§ AIM
Write out the whole listing word for word.

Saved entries
******
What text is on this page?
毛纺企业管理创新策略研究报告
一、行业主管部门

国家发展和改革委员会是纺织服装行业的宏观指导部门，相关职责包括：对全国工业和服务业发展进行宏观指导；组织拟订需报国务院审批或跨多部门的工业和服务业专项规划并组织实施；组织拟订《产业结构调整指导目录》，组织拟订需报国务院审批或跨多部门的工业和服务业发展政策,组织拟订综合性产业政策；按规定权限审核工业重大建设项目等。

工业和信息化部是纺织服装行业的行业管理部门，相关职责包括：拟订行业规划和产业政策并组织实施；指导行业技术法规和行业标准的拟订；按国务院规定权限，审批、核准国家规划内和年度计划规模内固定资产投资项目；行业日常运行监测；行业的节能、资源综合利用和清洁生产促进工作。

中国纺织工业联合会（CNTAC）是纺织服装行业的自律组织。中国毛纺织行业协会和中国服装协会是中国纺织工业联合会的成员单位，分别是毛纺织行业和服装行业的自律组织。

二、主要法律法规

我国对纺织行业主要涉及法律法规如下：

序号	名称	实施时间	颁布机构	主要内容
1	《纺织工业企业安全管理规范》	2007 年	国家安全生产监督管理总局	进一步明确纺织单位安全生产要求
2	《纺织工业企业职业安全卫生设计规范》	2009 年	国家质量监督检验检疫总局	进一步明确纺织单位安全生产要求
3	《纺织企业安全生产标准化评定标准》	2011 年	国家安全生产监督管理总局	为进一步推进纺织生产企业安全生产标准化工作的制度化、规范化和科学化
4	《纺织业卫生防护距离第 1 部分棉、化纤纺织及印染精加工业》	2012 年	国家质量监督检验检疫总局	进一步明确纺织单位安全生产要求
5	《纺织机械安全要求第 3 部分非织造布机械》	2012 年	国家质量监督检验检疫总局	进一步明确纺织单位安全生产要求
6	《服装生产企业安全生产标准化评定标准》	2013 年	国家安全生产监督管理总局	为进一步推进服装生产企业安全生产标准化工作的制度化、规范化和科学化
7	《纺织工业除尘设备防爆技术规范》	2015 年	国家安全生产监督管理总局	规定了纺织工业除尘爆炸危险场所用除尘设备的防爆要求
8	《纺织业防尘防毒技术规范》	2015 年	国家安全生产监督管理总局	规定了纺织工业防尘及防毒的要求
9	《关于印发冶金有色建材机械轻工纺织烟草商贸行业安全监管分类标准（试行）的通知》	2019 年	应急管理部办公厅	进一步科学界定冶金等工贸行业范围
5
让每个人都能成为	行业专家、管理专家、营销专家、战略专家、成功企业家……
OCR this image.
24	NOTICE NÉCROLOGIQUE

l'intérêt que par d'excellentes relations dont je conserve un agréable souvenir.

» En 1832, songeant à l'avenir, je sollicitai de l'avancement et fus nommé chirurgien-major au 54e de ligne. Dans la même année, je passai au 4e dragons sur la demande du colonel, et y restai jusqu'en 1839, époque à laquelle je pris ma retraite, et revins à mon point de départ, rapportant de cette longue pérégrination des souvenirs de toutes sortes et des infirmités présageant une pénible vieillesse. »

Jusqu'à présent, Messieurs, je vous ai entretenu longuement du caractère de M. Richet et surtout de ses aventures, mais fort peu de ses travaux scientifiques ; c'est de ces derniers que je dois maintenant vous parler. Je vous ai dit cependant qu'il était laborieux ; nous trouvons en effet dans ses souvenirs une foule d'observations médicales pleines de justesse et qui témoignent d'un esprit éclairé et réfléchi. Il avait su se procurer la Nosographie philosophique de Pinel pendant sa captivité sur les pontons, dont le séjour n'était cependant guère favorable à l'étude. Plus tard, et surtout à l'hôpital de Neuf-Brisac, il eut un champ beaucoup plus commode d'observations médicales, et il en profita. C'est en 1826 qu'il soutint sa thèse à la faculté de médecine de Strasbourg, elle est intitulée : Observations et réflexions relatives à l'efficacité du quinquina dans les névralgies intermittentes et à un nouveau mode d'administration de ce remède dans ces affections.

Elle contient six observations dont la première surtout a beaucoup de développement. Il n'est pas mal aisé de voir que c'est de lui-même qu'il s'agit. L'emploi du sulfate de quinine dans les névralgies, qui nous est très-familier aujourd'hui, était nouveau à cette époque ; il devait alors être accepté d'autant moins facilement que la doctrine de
******
§ TASK RESULT
What text is on this page?
毛纺企业管理创新策略研究报告
一、行业主管部门

国家发展和改革委员会是纺织服装行业的宏观指导部门，相关职责包括：对全国工业和服务业发展进行宏观指导；组织拟订需报国务院审批或跨多部门的工业和服务业专项规划并组织实施；组织拟订《产业结构调整指导目录》，组织拟订需报国务院审批或跨多部门的工业和服务业发展政策,组织拟订综合性产业政策；按规定权限审核工业重大建设项目等。

工业和信息化部是纺织服装行业的行业管理部门，相关职责包括：拟订行业规划和产业政策并组织实施；指导行业技术法规和行业标准的拟订；按国务院规定权限，审批、核准国家规划内和年度计划规模内固定资产投资项目；行业日常运行监测；行业的节能、资源综合利用和清洁生产促进工作。

中国纺织工业联合会（CNTAC）是纺织服装行业的自律组织。中国毛纺织行业协会和中国服装协会是中国纺织工业联合会的成员单位，分别是毛纺织行业和服装行业的自律组织。

二、主要法律法规

我国对纺织行业主要涉及法律法规如下：

序号	名称	实施时间	颁布机构	主要内容
1	《纺织工业企业安全管理规范》	2007 年	国家安全生产监督管理总局	进一步明确纺织单位安全生产要求
2	《纺织工业企业职业安全卫生设计规范》	2009 年	国家质量监督检验检疫总局	进一步明确纺织单位安全生产要求
3	《纺织企业安全生产标准化评定标准》	2011 年	国家安全生产监督管理总局	为进一步推进纺织生产企业安全生产标准化工作的制度化、规范化和科学化
4	《纺织业卫生防护距离第 1 部分棉、化纤纺织及印染精加工业》	2012 年	国家质量监督检验检疫总局	进一步明确纺织单位安全生产要求
5	《纺织机械安全要求第 3 部分非织造布机械》	2012 年	国家质量监督检验检疫总局	进一步明确纺织单位安全生产要求
6	《服装生产企业安全生产标准化评定标准》	2013 年	国家安全生产监督管理总局	为进一步推进服装生产企业安全生产标准化工作的制度化、规范化和科学化
7	《纺织工业除尘设备防爆技术规范》	2015 年	国家安全生产监督管理总局	规定了纺织工业除尘爆炸危险场所用除尘设备的防爆要求
8	《纺织业防尘防毒技术规范》	2015 年	国家安全生产监督管理总局	规定了纺织工业防尘及防毒的要求
9	《关于印发冶金有色建材机械轻工纺织烟草商贸行业安全监管分类标准（试行）的通知》	2019 年	应急管理部办公厅	进一步科学界定冶金等工贸行业范围
5
让每个人都能成为	行业专家、管理专家、营销专家、战略专家、成功企业家……
OCR this image.
24	NOTICE NÉCROLOGIQUE

l'intérêt que par d'excellentes relations dont je conserve un agréable souvenir.

» En 1832, songeant à l'avenir, je sollicitai de l'avancement et fus nommé chirurgien-major au 54e de ligne. Dans la même année, je passai au 4e dragons sur la demande du colonel, et y restai jusqu'en 1839, époque à laquelle je pris ma retraite, et revins à mon point de départ, rapportant de cette longue pérégrination des souvenirs de toutes sortes et des infirmités présageant une pénible vieillesse. »

Jusqu'à présent, Messieurs, je vous ai entretenu longuement du caractère de M. Richet et surtout de ses aventures, mais fort peu de ses travaux scientifiques ; c'est de ces derniers que je dois maintenant vous parler. Je vous ai dit cependant qu'il était laborieux ; nous trouvons en effet dans ses souvenirs une foule d'observations médicales pleines de justesse et qui témoignent d'un esprit éclairé et réfléchi. Il avait su se procurer la Nosographie philosophique de Pinel pendant sa captivité sur les pontons, dont le séjour n'était cependant guère favorable à l'étude. Plus tard, et surtout à l'hôpital de Neuf-Brisac, il eut un champ beaucoup plus commode d'observations médicales, et il en profita. C'est en 1826 qu'il soutint sa thèse à la faculté de médecine de Strasbourg, elle est intitulée : Observations et réflexions relatives à l'efficacité du quinquina dans les névralgies intermittentes et à un nouveau mode d'administration de ce remède dans ces affections.

Elle contient six observations dont la première surtout a beaucoup de développement. Il n'est pas mal aisé de voir que c'est de lui-même qu'il s'agit. L'emploi du sulfate de quinine dans les névralgies, qui nous est très-familier aujourd'hui, était nouveau à cette époque ; il devait alors être accepté d'autant moins facilement que la doctrine de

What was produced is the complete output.